◆ SET TASK ◆
Write out all of the entries exactly, please.

════════

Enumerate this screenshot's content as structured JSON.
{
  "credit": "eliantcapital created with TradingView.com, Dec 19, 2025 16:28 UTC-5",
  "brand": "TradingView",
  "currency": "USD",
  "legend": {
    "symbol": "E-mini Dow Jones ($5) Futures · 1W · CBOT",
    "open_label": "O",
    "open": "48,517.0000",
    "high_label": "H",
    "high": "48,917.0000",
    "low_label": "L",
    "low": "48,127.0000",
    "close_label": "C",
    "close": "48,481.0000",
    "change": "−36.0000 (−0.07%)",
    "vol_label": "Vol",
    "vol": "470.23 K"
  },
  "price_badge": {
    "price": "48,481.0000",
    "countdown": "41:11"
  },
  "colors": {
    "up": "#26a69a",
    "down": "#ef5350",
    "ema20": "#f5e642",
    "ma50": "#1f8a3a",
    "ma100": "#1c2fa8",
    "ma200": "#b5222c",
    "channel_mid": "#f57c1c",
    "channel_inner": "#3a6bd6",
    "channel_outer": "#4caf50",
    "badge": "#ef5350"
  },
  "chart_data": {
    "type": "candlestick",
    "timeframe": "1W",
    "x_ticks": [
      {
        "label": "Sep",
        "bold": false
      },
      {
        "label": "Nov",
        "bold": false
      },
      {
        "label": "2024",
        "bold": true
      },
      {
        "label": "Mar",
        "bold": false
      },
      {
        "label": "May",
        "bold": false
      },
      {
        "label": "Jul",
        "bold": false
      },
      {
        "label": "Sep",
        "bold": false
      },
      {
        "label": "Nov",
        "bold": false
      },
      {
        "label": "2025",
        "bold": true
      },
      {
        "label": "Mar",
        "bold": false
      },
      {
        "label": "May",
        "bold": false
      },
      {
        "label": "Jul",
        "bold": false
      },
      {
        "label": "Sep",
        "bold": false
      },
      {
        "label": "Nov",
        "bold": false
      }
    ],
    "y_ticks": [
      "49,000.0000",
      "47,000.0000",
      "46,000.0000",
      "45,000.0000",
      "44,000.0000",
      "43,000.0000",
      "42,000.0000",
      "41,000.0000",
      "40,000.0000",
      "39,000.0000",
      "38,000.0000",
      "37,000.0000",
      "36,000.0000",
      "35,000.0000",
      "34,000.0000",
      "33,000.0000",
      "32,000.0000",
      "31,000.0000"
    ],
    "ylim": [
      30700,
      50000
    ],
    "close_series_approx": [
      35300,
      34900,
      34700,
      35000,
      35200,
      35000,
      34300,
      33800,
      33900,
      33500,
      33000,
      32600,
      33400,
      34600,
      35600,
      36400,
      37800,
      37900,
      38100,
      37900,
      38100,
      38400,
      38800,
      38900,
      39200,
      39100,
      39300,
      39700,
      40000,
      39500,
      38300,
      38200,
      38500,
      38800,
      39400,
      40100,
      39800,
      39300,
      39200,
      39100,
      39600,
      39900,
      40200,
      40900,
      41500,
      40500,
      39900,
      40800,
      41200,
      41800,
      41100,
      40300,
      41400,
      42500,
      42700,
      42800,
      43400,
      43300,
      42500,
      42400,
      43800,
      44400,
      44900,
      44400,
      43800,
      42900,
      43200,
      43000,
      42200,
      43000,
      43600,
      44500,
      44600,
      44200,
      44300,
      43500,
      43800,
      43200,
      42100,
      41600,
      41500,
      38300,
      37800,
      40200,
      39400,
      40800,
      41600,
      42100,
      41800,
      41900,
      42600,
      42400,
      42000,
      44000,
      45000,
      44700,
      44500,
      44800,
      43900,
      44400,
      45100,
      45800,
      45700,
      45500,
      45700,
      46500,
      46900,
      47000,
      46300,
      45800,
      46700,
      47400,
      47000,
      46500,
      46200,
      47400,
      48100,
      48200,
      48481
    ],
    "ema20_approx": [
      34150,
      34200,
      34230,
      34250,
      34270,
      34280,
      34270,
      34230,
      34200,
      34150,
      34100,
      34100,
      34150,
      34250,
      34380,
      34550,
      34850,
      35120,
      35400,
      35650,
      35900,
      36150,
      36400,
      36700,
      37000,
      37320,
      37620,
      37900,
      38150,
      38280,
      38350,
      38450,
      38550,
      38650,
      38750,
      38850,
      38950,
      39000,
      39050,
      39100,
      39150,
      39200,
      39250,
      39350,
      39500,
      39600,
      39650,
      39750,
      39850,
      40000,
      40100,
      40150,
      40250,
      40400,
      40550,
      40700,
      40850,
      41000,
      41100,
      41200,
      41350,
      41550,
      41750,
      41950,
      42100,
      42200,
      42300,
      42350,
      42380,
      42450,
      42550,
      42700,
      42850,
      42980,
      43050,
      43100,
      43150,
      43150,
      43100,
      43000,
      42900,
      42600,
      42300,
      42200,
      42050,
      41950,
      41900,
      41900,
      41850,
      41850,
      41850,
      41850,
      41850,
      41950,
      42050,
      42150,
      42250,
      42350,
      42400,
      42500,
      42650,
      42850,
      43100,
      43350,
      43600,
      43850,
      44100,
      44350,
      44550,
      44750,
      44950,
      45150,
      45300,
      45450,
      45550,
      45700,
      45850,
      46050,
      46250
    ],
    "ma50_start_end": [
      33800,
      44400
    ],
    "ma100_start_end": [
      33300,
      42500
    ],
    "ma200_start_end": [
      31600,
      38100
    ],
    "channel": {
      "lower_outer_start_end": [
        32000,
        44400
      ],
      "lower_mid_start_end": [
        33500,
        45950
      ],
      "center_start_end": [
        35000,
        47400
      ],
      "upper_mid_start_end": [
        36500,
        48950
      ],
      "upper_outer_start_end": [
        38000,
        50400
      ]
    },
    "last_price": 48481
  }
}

════════

◆ THE OUTPUT ◆
Enumerate this screenshot's content as structured JSON.
{
  "credit": "eliantcapital created with TradingView.com, Dec 19, 2025 16:28 UTC-5",
  "brand": "TradingView",
  "currency": "USD",
  "legend": {
    "symbol": "E-mini Dow Jones ($5) Futures · 1W · CBOT",
    "open_label": "O",
    "open": "48,517.0000",
    "high_label": "H",
    "high": "48,917.0000",
    "low_label": "L",
    "low": "48,127.0000",
    "close_label": "C",
    "close": "48,481.0000",
    "change": "−36.0000 (−0.07%)",
    "vol_label": "Vol",
    "vol": "470.23 K"
  },
  "price_badge": {
    "price": "48,481.0000",
    "countdown": "41:11"
  },
  "colors": {
    "up": "#26a69a",
    "down": "#ef5350",
    "ema20": "#f5e642",
    "ma50": "#1f8a3a",
    "ma100": "#1c2fa8",
    "ma200": "#b5222c",
    "channel_mid": "#f57c1c",
    "channel_inner": "#3a6bd6",
    "channel_outer": "#4caf50",
    "badge": "#ef5350"
  },
  "chart_data": {
    "type": "candlestick",
    "timeframe": "1W",
    "x_ticks": [
      {
        "label": "Sep",
        "bold": false
      },
      {
        "label": "Nov",
        "bold": false
      },
      {
        "label": "2024",
        "bold": true
      },
      {
        "label": "Mar",
        "bold": false
      },
      {
        "label": "May",
        "bold": false
      },
      {
        "label": "Jul",
        "bold": false
      },
      {
        "label": "Sep",
        "bold": false
      },
      {
        "label": "Nov",
        "bold": false
      },
      {
        "label": "2025",
        "bold": true
      },
      {
        "label": "Mar",
        "bold": false
      },
      {
        "label": "May",
        "bold": false
      },
      {
        "label": "Jul",
        "bold": false
      },
      {
        "label": "Sep",
        "bold": false
      },
      {
        "label": "Nov",
        "bold": false
      }
    ],
    "y_ticks": [
      "49,000.0000",
      "47,000.0000",
      "46,000.0000",
      "45,000.0000",
      "44,000.0000",
      "43,000.0000",
      "42,000.0000",
      "41,000.0000",
      "40,000.0000",
      "39,000.0000",
      "38,000.0000",
      "37,000.0000",
      "36,000.0000",
      "35,000.0000",
      "34,000.0000",
      "33,000.0000",
      "32,000.0000",
      "31,000.0000"
    ],
    "ylim": [
      30700,
      50000
    ],
    "close_series_approx": [
      35300,
      34900,
      34700,
      35000,
      35200,
      35000,
      34300,
      33800,
      33900,
      33500,
      33000,
      32600,
      33400,
      34600,
      35600,
      36400,
      37800,
      37900,
      38100,
      37900,
      38100,
      38400,
      38800,
      38900,
      39200,
      39100,
      39300,
      39700,
      40000,
      39500,
      38300,
      38200,
      38500,
      38800,
      39400,
      40100,
      39800,
      39300,
      39200,
      39100,
      39600,
      39900,
      40200,
      40900,
      41500,
      40500,
      39900,
      40800,
      41200,
      41800,
      41100,
      40300,
      41400,
      42500,
      42700,
      42800,
      43400,
      43300,
      42500,
      42400,
      43800,
      44400,
      44900,
      44400,
      43800,
      42900,
      43200,
      43000,
      42200,
      43000,
      43600,
      44500,
      44600,
      44200,
      44300,
      43500,
      43800,
      43200,
      42100,
      41600,
      41500,
      38300,
      37800,
      40200,
      39400,
      40800,
      41600,
      42100,
      41800,
      41900,
      42600,
      42400,
      42000,
      44000,
      45000,
      44700,
      44500,
      44800,
      43900,
      44400,
      45100,
      45800,
      45700,
      45500,
      45700,
      46500,
      46900,
      47000,
      46300,
      45800,
      46700,
      47400,
      47000,
      46500,
      46200,
      47400,
      48100,
      48200,
      48481
    ],
    "ema20_approx": [
      34150,
      34200,
      34230,
      34250,
      34270,
      34280,
      34270,
      34230,
      34200,
      34150,
      34100,
      34100,
      34150,
      34250,
      34380,
      34550,
      34850,
      35120,
      35400,
      35650,
      35900,
      36150,
      36400,
      36700,
      37000,
      37320,
      37620,
      37900,
      38150,
      38280,
      38350,
      38450,
      38550,
      38650,
      38750,
      38850,
      38950,
      39000,
      39050,
      39100,
      39150,
      39200,
      39250,
      39350,
      39500,
      39600,
      39650,
      39750,
      39850,
      40000,
      40100,
      40150,
      40250,
      40400,
      40550,
      40700,
      40850,
      41000,
      41100,
      41200,
      41350,
      41550,
      41750,
      41950,
      42100,
      42200,
      42300,
      42350,
      42380,
      42450,
      42550,
      42700,
      42850,
      42980,
      43050,
      43100,
      43150,
      43150,
      43100,
      43000,
      42900,
      42600,
      42300,
      42200,
      42050,
      41950,
      41900,
      41900,
      41850,
      41850,
      41850,
      41850,
      41850,
      41950,
      42050,
      42150,
      42250,
      42350,
      42400,
      42500,
      42650,
      42850,
      43100,
      43350,
      43600,
      43850,
      44100,
      44350,
      44550,
      44750,
      44950,
      45150,
      45300,
      45450,
      45550,
      45700,
      45850,
      46050,
      46250
    ],
    "ma50_start_end": [
      33800,
      44400
    ],
    "ma100_start_end": [
      33300,
      42500
    ],
    "ma200_start_end": [
      31600,
      38100
    ],
    "channel": {
      "lower_outer_start_end": [
        32000,
        44400
      ],
      "lower_mid_start_end": [
        33500,
        45950
      ],
      "center_start_end": [
        35000,
        47400
      ],
      "upper_mid_start_end": [
        36500,
        48950
      ],
      "upper_outer_start_end": [
        38000,
        50400
      ]
    },
    "last_price": 48481
  }
}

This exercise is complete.